+++ Exercise material +++

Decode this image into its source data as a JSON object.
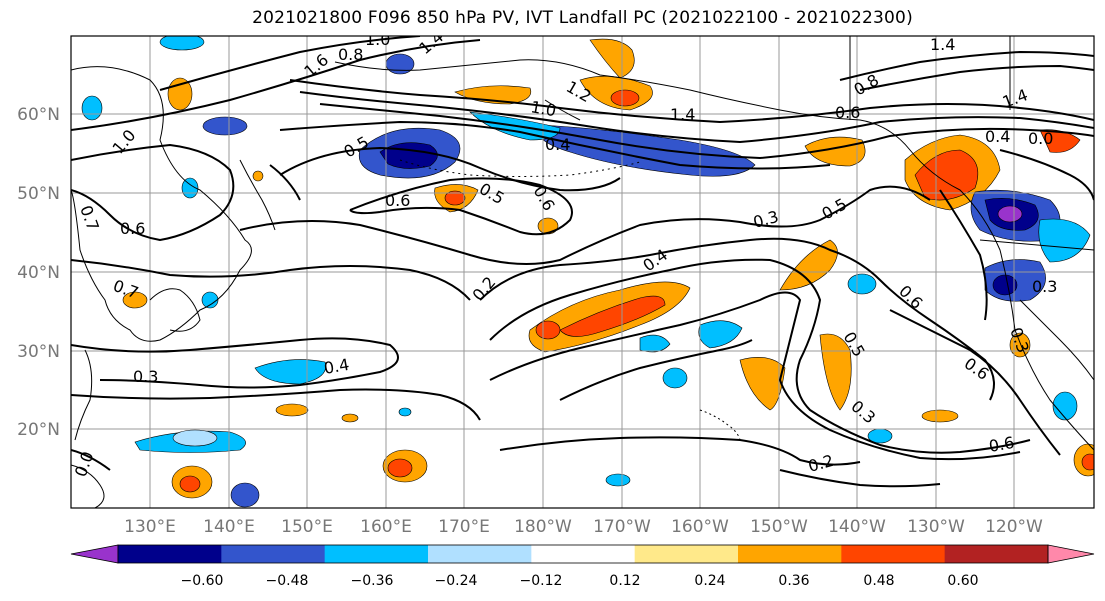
{
  "title": "2021021800 F096 850 hPa PV, IVT Landfall PC (2021022100 - 2021022300)",
  "lat_labels": [
    "60°N",
    "50°N",
    "40°N",
    "30°N",
    "20°N"
  ],
  "lon_labels": [
    "130°E",
    "140°E",
    "150°E",
    "160°E",
    "170°E",
    "180°W",
    "170°W",
    "160°W",
    "150°W",
    "140°W",
    "130°W",
    "120°W"
  ],
  "colorbar": {
    "ticks": [
      "−0.60",
      "−0.48",
      "−0.36",
      "−0.24",
      "−0.12",
      "0.12",
      "0.24",
      "0.36",
      "0.48",
      "0.60"
    ],
    "colors": [
      "#9933cc",
      "#00008b",
      "#3355cc",
      "#00bfff",
      "#b0e0ff",
      "#ffffff",
      "#ffe98a",
      "#ffa500",
      "#ff4500",
      "#b22222",
      "#ff88aa"
    ]
  },
  "contour_labels": [
    "0.8",
    "1.4",
    "1.6",
    "1.0",
    "1.2",
    "1.4",
    "1.4",
    "0.8",
    "0.6",
    "1.4",
    "1.0",
    "0.5",
    "0.4",
    "0.6",
    "0.5",
    "0.6",
    "1.0",
    "0.7",
    "0.6",
    "0.7",
    "0.4",
    "0.0",
    "0.3",
    "0.5",
    "0.4",
    "0.2",
    "0.6",
    "0.3",
    "0.5",
    "0.6",
    "0.3",
    "0.2",
    "0.6",
    "0.3",
    "0.4",
    "0.3",
    "0.0"
  ]
}
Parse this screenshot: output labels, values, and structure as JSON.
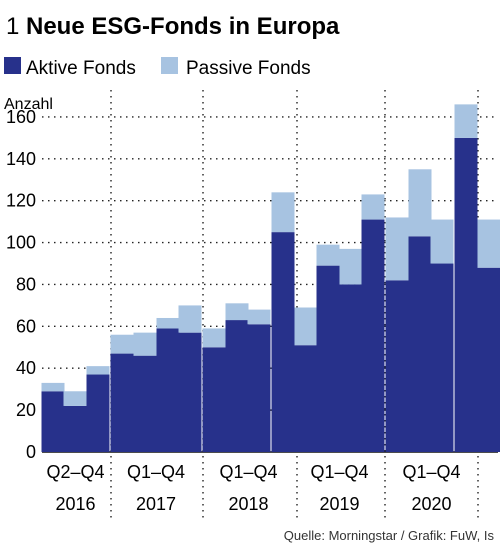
{
  "header": {
    "number": "1",
    "title": "Neue ESG-Fonds in Europa"
  },
  "source": "Quelle: Morningstar / Grafik: FuW, Is",
  "colors": {
    "active": "#27318b",
    "passive": "#a7c3e1"
  },
  "chart_data": {
    "type": "bar",
    "stacked": true,
    "title": "Neue ESG-Fonds in Europa",
    "ylabel": "Anzahl",
    "ylim": [
      0,
      170
    ],
    "yticks": [
      0,
      20,
      40,
      60,
      80,
      100,
      120,
      140,
      160
    ],
    "grid": true,
    "legend_position": "top",
    "series": [
      {
        "name": "Aktive Fonds",
        "values": [
          29,
          22,
          37,
          47,
          46,
          59,
          57,
          50,
          63,
          61,
          105,
          51,
          89,
          80,
          111,
          82,
          103,
          90,
          150,
          88
        ]
      },
      {
        "name": "Passive Fonds",
        "values": [
          4,
          7,
          4,
          9,
          11,
          5,
          13,
          9,
          8,
          7,
          19,
          18,
          10,
          17,
          12,
          30,
          32,
          21,
          16,
          23
        ]
      }
    ],
    "groups": [
      {
        "period": "Q2–Q4",
        "year": "2016",
        "count": 3
      },
      {
        "period": "Q1–Q4",
        "year": "2017",
        "count": 4
      },
      {
        "period": "Q1–Q4",
        "year": "2018",
        "count": 4
      },
      {
        "period": "Q1–Q4",
        "year": "2019",
        "count": 4
      },
      {
        "period": "Q1–Q4",
        "year": "2020",
        "count": 4
      },
      {
        "period": "",
        "year": "",
        "count": 1
      }
    ]
  }
}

+++

Omit any images, then output the listing exactly.

### Exercise output
Decode this image into its source data as a JSON object.
{
  "title": "2021021800 F096 850 hPa PV, IVT Landfall PC (2021022100 - 2021022300)",
  "lat_labels": [
    "60°N",
    "50°N",
    "40°N",
    "30°N",
    "20°N"
  ],
  "lon_labels": [
    "130°E",
    "140°E",
    "150°E",
    "160°E",
    "170°E",
    "180°W",
    "170°W",
    "160°W",
    "150°W",
    "140°W",
    "130°W",
    "120°W"
  ],
  "colorbar": {
    "ticks": [
      "−0.60",
      "−0.48",
      "−0.36",
      "−0.24",
      "−0.12",
      "0.12",
      "0.24",
      "0.36",
      "0.48",
      "0.60"
    ],
    "colors": [
      "#9933cc",
      "#00008b",
      "#3355cc",
      "#00bfff",
      "#b0e0ff",
      "#ffffff",
      "#ffe98a",
      "#ffa500",
      "#ff4500",
      "#b22222",
      "#ff88aa"
    ]
  },
  "contour_labels": [
    "0.8",
    "1.4",
    "1.6",
    "1.0",
    "1.2",
    "1.4",
    "1.4",
    "0.8",
    "0.6",
    "1.4",
    "1.0",
    "0.5",
    "0.4",
    "0.6",
    "0.5",
    "0.6",
    "1.0",
    "0.7",
    "0.6",
    "0.7",
    "0.4",
    "0.0",
    "0.3",
    "0.5",
    "0.4",
    "0.2",
    "0.6",
    "0.3",
    "0.5",
    "0.6",
    "0.3",
    "0.2",
    "0.6",
    "0.3",
    "0.4",
    "0.3",
    "0.0"
  ]
}
Parse this screenshot: output labels, values, and structure as JSON.
{
  "header": {
    "number": "1",
    "title": "Neue ESG-Fonds in Europa"
  },
  "source": "Quelle: Morningstar / Grafik: FuW, Is",
  "colors": {
    "active": "#27318b",
    "passive": "#a7c3e1"
  },
  "chart_data": {
    "type": "bar",
    "stacked": true,
    "title": "Neue ESG-Fonds in Europa",
    "ylabel": "Anzahl",
    "ylim": [
      0,
      170
    ],
    "yticks": [
      0,
      20,
      40,
      60,
      80,
      100,
      120,
      140,
      160
    ],
    "grid": true,
    "legend_position": "top",
    "series": [
      {
        "name": "Aktive Fonds",
        "values": [
          29,
          22,
          37,
          47,
          46,
          59,
          57,
          50,
          63,
          61,
          105,
          51,
          89,
          80,
          111,
          82,
          103,
          90,
          150,
          88
        ]
      },
      {
        "name": "Passive Fonds",
        "values": [
          4,
          7,
          4,
          9,
          11,
          5,
          13,
          9,
          8,
          7,
          19,
          18,
          10,
          17,
          12,
          30,
          32,
          21,
          16,
          23
        ]
      }
    ],
    "groups": [
      {
        "period": "Q2–Q4",
        "year": "2016",
        "count": 3
      },
      {
        "period": "Q1–Q4",
        "year": "2017",
        "count": 4
      },
      {
        "period": "Q1–Q4",
        "year": "2018",
        "count": 4
      },
      {
        "period": "Q1–Q4",
        "year": "2019",
        "count": 4
      },
      {
        "period": "Q1–Q4",
        "year": "2020",
        "count": 4
      },
      {
        "period": "",
        "year": "",
        "count": 1
      }
    ]
  }
}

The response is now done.